**Task objective:**
Return the full material exactly.

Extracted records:
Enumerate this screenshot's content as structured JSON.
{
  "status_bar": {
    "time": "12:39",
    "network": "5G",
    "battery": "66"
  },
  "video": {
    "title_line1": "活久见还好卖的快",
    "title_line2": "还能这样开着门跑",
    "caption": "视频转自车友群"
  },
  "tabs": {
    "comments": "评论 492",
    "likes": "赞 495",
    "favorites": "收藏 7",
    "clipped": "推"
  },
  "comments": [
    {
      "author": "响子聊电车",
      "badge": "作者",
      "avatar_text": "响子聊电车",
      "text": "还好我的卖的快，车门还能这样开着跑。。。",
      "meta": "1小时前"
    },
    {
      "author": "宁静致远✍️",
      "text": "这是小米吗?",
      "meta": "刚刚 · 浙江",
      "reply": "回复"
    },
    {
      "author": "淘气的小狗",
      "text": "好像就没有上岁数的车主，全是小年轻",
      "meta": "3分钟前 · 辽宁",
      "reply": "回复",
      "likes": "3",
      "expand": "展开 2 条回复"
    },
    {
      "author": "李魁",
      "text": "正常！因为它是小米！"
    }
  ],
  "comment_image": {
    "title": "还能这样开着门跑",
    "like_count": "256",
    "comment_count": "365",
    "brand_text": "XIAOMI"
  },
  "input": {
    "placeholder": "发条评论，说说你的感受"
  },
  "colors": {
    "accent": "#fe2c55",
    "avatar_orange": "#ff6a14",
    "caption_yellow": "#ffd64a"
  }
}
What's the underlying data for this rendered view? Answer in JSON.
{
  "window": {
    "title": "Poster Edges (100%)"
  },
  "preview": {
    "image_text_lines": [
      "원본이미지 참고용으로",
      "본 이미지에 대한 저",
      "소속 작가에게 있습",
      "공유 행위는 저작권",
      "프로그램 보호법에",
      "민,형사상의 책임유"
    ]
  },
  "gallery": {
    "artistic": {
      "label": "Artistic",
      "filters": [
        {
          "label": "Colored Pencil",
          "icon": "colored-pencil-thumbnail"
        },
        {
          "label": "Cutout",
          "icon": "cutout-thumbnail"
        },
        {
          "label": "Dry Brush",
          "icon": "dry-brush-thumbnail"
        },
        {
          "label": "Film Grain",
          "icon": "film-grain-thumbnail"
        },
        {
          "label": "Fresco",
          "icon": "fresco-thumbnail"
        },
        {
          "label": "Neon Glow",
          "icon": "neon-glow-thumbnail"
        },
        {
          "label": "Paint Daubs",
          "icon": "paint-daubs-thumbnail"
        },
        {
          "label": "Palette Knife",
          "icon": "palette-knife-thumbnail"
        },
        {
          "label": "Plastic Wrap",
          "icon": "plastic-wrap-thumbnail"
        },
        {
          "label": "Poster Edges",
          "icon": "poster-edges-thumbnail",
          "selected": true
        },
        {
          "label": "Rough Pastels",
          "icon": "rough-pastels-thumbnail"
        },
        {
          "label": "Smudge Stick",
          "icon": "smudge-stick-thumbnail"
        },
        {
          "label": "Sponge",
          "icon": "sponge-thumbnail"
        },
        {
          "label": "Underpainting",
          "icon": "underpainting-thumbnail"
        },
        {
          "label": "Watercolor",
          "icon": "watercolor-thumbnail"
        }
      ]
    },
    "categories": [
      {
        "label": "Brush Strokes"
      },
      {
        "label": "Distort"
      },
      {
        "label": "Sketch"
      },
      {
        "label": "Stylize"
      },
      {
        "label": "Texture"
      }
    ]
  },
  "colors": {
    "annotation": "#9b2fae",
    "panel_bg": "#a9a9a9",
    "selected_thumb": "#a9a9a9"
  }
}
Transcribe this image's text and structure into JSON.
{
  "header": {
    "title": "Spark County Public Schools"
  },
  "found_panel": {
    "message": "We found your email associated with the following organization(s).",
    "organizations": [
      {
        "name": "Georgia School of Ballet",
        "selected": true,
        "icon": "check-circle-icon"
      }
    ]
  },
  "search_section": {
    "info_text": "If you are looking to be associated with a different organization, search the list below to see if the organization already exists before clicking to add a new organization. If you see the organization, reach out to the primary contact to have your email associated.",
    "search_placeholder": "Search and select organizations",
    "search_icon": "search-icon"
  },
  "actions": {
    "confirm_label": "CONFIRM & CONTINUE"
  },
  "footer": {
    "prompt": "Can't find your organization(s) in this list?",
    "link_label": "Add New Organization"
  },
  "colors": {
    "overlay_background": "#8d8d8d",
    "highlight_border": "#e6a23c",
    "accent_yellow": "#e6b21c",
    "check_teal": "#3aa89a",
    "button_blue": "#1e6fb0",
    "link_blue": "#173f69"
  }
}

**Complete answer:**
Enumerate this screenshot's content as structured JSON.
{
  "status_bar": {
    "time": "12:39",
    "network": "5G",
    "battery": "66"
  },
  "video": {
    "title_line1": "活久见还好卖的快",
    "title_line2": "还能这样开着门跑",
    "caption": "视频转自车友群"
  },
  "tabs": {
    "comments": "评论 492",
    "likes": "赞 495",
    "favorites": "收藏 7",
    "clipped": "推"
  },
  "comments": [
    {
      "author": "响子聊电车",
      "badge": "作者",
      "avatar_text": "响子聊电车",
      "text": "还好我的卖的快，车门还能这样开着跑。。。",
      "meta": "1小时前"
    },
    {
      "author": "宁静致远✍️",
      "text": "这是小米吗?",
      "meta": "刚刚 · 浙江",
      "reply": "回复"
    },
    {
      "author": "淘气的小狗",
      "text": "好像就没有上岁数的车主，全是小年轻",
      "meta": "3分钟前 · 辽宁",
      "reply": "回复",
      "likes": "3",
      "expand": "展开 2 条回复"
    },
    {
      "author": "李魁",
      "text": "正常！因为它是小米！"
    }
  ],
  "comment_image": {
    "title": "还能这样开着门跑",
    "like_count": "256",
    "comment_count": "365",
    "brand_text": "XIAOMI"
  },
  "input": {
    "placeholder": "发条评论，说说你的感受"
  },
  "colors": {
    "accent": "#fe2c55",
    "avatar_orange": "#ff6a14",
    "caption_yellow": "#ffd64a"
  }
}
What's the underlying data for this rendered view? Answer in JSON.
{
  "window": {
    "title": "Poster Edges (100%)"
  },
  "preview": {
    "image_text_lines": [
      "원본이미지 참고용으로",
      "본 이미지에 대한 저",
      "소속 작가에게 있습",
      "공유 행위는 저작권",
      "프로그램 보호법에",
      "민,형사상의 책임유"
    ]
  },
  "gallery": {
    "artistic": {
      "label": "Artistic",
      "filters": [
        {
          "label": "Colored Pencil",
          "icon": "colored-pencil-thumbnail"
        },
        {
          "label": "Cutout",
          "icon": "cutout-thumbnail"
        },
        {
          "label": "Dry Brush",
          "icon": "dry-brush-thumbnail"
        },
        {
          "label": "Film Grain",
          "icon": "film-grain-thumbnail"
        },
        {
          "label": "Fresco",
          "icon": "fresco-thumbnail"
        },
        {
          "label": "Neon Glow",
          "icon": "neon-glow-thumbnail"
        },
        {
          "label": "Paint Daubs",
          "icon": "paint-daubs-thumbnail"
        },
        {
          "label": "Palette Knife",
          "icon": "palette-knife-thumbnail"
        },
        {
          "label": "Plastic Wrap",
          "icon": "plastic-wrap-thumbnail"
        },
        {
          "label": "Poster Edges",
          "icon": "poster-edges-thumbnail",
          "selected": true
        },
        {
          "label": "Rough Pastels",
          "icon": "rough-pastels-thumbnail"
        },
        {
          "label": "Smudge Stick",
          "icon": "smudge-stick-thumbnail"
        },
        {
          "label": "Sponge",
          "icon": "sponge-thumbnail"
        },
        {
          "label": "Underpainting",
          "icon": "underpainting-thumbnail"
        },
        {
          "label": "Watercolor",
          "icon": "watercolor-thumbnail"
        }
      ]
    },
    "categories": [
      {
        "label": "Brush Strokes"
      },
      {
        "label": "Distort"
      },
      {
        "label": "Sketch"
      },
      {
        "label": "Stylize"
      },
      {
        "label": "Texture"
      }
    ]
  },
  "colors": {
    "annotation": "#9b2fae",
    "panel_bg": "#a9a9a9",
    "selected_thumb": "#a9a9a9"
  }
}
Transcribe this image's text and structure into JSON.
{
  "header": {
    "title": "Spark County Public Schools"
  },
  "found_panel": {
    "message": "We found your email associated with the following organization(s).",
    "organizations": [
      {
        "name": "Georgia School of Ballet",
        "selected": true,
        "icon": "check-circle-icon"
      }
    ]
  },
  "search_section": {
    "info_text": "If you are looking to be associated with a different organization, search the list below to see if the organization already exists before clicking to add a new organization. If you see the organization, reach out to the primary contact to have your email associated.",
    "search_placeholder": "Search and select organizations",
    "search_icon": "search-icon"
  },
  "actions": {
    "confirm_label": "CONFIRM & CONTINUE"
  },
  "footer": {
    "prompt": "Can't find your organization(s) in this list?",
    "link_label": "Add New Organization"
  },
  "colors": {
    "overlay_background": "#8d8d8d",
    "highlight_border": "#e6a23c",
    "accent_yellow": "#e6b21c",
    "check_teal": "#3aa89a",
    "button_blue": "#1e6fb0",
    "link_blue": "#173f69"
  }
}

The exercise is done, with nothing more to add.